• **What to work on**
Your task is to copy every line of the entries that contains "this".

─── The input ───

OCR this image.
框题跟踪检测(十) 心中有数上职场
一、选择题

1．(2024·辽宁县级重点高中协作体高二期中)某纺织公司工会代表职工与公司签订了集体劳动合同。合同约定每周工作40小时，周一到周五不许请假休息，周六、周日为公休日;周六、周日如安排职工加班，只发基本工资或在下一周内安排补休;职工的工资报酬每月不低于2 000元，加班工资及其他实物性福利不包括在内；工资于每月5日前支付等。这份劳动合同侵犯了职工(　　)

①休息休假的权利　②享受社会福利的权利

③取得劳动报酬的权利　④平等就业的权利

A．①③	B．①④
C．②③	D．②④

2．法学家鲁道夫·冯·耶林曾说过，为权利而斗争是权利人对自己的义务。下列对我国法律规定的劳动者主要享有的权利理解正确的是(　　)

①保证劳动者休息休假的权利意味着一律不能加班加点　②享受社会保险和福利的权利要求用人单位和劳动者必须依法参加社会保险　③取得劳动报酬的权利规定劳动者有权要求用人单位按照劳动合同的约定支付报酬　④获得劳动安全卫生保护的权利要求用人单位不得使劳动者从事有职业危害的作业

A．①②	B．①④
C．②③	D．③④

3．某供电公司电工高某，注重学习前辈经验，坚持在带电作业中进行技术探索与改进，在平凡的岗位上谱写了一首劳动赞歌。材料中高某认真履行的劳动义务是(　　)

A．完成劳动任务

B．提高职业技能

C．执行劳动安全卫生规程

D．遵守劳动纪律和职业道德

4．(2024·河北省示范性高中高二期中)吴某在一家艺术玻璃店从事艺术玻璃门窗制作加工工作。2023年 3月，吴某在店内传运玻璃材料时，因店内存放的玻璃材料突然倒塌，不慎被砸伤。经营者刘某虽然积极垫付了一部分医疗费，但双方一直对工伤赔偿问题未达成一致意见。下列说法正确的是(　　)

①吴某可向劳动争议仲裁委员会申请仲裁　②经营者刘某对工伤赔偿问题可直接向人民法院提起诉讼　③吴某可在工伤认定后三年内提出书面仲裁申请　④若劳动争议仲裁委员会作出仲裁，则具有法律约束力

───
─── The input ───

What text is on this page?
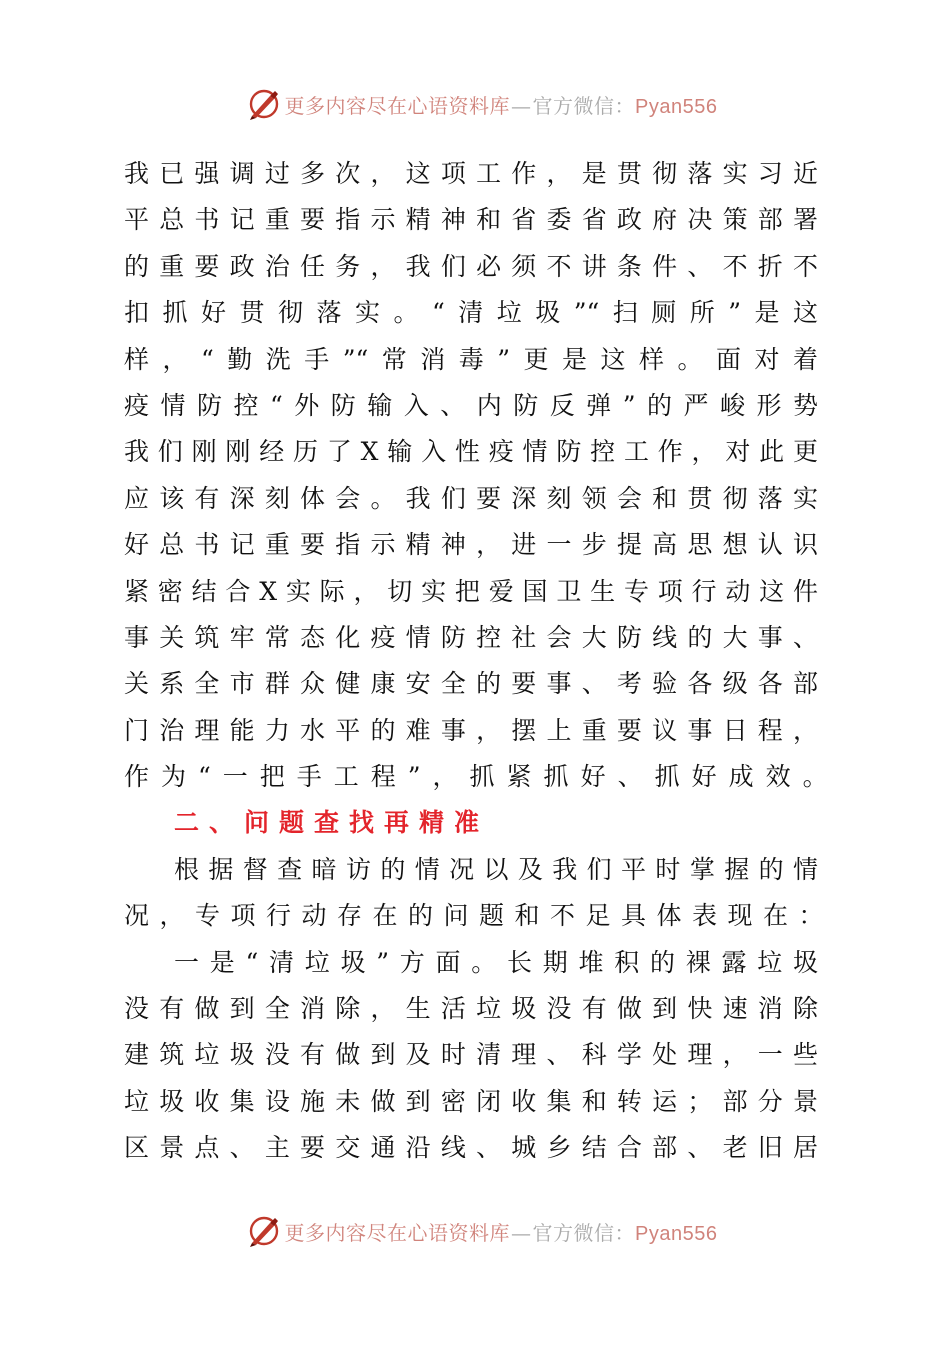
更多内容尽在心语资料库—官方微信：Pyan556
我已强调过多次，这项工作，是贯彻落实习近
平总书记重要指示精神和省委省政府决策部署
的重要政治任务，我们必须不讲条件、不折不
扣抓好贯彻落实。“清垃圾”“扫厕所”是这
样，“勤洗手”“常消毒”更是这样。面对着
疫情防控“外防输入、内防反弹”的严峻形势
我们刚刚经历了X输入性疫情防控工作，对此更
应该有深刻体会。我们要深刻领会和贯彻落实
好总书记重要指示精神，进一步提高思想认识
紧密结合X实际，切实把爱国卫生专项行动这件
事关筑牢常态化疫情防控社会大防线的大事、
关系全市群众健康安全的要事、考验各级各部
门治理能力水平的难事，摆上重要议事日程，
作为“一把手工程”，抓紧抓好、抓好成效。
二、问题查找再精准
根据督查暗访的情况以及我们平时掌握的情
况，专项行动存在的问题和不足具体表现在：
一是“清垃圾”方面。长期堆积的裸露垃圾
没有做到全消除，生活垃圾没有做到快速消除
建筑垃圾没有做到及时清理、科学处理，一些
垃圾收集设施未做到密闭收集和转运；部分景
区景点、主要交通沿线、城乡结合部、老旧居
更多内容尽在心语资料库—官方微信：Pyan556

───

• **Correct result**
OCR this image.
What text is on this page?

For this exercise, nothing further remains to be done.